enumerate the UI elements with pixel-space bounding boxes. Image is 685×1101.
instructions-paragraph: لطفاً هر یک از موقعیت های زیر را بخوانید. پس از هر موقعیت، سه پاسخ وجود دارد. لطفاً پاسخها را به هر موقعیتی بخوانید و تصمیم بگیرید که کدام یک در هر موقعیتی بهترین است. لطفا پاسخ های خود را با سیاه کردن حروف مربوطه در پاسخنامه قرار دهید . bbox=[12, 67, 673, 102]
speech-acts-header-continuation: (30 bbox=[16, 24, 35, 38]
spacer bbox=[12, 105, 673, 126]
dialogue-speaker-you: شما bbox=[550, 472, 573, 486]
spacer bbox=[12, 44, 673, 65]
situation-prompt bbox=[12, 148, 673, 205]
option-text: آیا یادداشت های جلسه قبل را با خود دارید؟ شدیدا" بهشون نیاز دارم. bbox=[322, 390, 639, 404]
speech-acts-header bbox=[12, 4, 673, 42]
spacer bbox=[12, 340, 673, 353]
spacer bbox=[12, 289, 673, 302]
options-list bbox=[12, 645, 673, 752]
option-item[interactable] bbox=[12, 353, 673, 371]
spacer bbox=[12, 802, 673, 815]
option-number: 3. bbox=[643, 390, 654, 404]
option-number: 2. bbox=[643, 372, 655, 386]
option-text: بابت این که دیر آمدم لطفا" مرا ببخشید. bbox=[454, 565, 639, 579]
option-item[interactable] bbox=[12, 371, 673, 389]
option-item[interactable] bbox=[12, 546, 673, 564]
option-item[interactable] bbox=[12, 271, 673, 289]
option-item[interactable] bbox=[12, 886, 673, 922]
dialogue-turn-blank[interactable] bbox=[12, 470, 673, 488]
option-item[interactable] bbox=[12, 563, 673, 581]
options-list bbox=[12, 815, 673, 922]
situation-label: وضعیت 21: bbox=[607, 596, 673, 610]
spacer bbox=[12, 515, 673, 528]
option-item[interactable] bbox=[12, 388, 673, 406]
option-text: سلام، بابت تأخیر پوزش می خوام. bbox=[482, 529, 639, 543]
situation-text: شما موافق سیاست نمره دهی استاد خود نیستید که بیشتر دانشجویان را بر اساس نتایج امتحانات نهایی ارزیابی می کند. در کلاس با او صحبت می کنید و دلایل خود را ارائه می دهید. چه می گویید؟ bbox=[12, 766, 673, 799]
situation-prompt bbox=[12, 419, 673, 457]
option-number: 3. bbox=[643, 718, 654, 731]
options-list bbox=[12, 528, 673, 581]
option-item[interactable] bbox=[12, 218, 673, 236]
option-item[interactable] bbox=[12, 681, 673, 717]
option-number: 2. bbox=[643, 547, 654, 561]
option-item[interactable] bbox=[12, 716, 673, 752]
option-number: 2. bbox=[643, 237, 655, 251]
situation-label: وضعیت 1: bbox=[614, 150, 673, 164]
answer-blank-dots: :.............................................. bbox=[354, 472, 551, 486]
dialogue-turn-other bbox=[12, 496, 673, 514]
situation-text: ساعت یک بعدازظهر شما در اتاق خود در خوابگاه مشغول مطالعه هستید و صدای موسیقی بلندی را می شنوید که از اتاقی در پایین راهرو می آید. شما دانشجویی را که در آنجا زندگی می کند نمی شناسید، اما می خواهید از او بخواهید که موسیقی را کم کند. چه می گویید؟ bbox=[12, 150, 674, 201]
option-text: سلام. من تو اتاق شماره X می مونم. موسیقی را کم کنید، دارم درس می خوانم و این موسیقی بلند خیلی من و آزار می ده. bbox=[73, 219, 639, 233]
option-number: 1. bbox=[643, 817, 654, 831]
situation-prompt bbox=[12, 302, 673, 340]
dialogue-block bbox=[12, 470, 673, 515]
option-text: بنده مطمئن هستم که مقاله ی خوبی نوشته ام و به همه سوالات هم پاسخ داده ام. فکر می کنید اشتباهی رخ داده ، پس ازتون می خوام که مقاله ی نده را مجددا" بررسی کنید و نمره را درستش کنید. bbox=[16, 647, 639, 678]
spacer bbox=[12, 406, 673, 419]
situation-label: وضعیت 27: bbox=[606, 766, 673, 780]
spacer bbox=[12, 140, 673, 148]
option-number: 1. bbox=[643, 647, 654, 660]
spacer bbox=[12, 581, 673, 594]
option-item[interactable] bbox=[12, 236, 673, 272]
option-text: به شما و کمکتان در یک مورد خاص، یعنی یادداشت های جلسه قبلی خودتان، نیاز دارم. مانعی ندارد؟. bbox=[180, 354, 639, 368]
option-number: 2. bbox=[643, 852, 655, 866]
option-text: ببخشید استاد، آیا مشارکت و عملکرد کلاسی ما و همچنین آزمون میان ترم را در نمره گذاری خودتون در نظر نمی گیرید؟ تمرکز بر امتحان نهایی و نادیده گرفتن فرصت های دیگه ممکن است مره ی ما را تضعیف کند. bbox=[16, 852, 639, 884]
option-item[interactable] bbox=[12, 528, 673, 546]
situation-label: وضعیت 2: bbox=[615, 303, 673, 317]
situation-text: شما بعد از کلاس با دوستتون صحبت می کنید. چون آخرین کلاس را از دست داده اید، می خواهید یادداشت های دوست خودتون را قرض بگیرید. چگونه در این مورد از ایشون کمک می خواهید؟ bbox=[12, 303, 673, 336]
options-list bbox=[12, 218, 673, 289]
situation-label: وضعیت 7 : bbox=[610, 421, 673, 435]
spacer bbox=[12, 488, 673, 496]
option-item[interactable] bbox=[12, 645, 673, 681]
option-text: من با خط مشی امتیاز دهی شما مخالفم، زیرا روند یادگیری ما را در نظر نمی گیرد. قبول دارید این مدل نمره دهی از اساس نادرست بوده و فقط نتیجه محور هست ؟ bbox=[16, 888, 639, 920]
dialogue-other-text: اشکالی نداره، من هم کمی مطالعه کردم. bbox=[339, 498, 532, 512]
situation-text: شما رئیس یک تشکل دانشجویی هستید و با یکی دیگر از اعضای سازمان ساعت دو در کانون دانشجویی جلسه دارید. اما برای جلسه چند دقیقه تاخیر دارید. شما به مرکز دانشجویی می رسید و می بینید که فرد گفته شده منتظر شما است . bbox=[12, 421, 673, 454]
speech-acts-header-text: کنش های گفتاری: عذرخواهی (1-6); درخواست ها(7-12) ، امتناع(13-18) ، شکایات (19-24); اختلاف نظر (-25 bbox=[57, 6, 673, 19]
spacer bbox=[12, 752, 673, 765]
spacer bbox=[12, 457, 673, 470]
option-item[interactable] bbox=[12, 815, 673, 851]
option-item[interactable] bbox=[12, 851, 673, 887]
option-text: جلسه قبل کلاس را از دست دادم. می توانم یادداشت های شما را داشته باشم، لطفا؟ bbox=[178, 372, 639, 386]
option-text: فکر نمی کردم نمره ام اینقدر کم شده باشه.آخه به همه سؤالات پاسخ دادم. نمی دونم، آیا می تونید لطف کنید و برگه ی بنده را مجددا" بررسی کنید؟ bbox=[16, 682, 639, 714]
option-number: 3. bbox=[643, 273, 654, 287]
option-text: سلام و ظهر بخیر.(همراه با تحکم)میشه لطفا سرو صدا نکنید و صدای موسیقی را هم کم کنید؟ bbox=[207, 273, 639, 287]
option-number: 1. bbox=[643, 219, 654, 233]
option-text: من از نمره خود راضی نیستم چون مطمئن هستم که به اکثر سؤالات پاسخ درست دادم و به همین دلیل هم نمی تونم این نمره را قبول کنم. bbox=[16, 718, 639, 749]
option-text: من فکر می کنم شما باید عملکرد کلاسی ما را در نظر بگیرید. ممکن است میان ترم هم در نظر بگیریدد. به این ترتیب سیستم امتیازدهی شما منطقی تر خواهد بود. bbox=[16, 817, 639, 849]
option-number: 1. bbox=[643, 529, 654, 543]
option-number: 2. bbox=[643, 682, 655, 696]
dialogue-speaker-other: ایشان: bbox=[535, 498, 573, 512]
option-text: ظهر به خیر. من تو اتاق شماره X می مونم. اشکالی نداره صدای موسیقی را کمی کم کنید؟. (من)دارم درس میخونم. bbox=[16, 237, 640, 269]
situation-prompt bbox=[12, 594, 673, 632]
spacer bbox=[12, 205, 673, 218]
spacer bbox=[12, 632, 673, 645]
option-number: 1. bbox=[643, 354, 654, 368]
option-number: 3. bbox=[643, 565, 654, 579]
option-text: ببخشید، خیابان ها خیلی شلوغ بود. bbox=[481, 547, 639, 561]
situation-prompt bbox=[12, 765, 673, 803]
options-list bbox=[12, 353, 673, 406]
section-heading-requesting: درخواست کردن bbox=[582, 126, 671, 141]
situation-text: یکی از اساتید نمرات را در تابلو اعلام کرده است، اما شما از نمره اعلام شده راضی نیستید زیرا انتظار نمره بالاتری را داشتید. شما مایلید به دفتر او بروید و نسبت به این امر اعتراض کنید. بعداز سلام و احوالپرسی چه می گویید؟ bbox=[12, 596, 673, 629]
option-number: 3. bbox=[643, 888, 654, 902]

.....

**What you need to do**
Rewrite the listing from its start through the line containing "speech-acts-header bbox=[12, 4, 673, 42]", putting "gap" in place of "spacer" and leaving everything else unchanged.

**Final answer**
enumerate the UI elements with pixel-space bounding boxes. Image is 685×1101.
instructions-paragraph: لطفاً هر یک از موقعیت های زیر را بخوانید. پس از هر موقعیت، سه پاسخ وجود دارد. لطفاً پاسخها را به هر موقعیتی بخوانید و تصمیم بگیرید که کدام یک در هر موقعیتی بهترین است. لطفا پاسخ های خود را با سیاه کردن حروف مربوطه در پاسخنامه قرار دهید . bbox=[12, 67, 673, 102]
speech-acts-header-continuation: (30 bbox=[16, 24, 35, 38]
gap bbox=[12, 105, 673, 126]
dialogue-speaker-you: شما bbox=[550, 472, 573, 486]
gap bbox=[12, 44, 673, 65]
situation-prompt bbox=[12, 148, 673, 205]
option-text: آیا یادداشت های جلسه قبل را با خود دارید؟ شدیدا" بهشون نیاز دارم. bbox=[322, 390, 639, 404]
speech-acts-header bbox=[12, 4, 673, 42]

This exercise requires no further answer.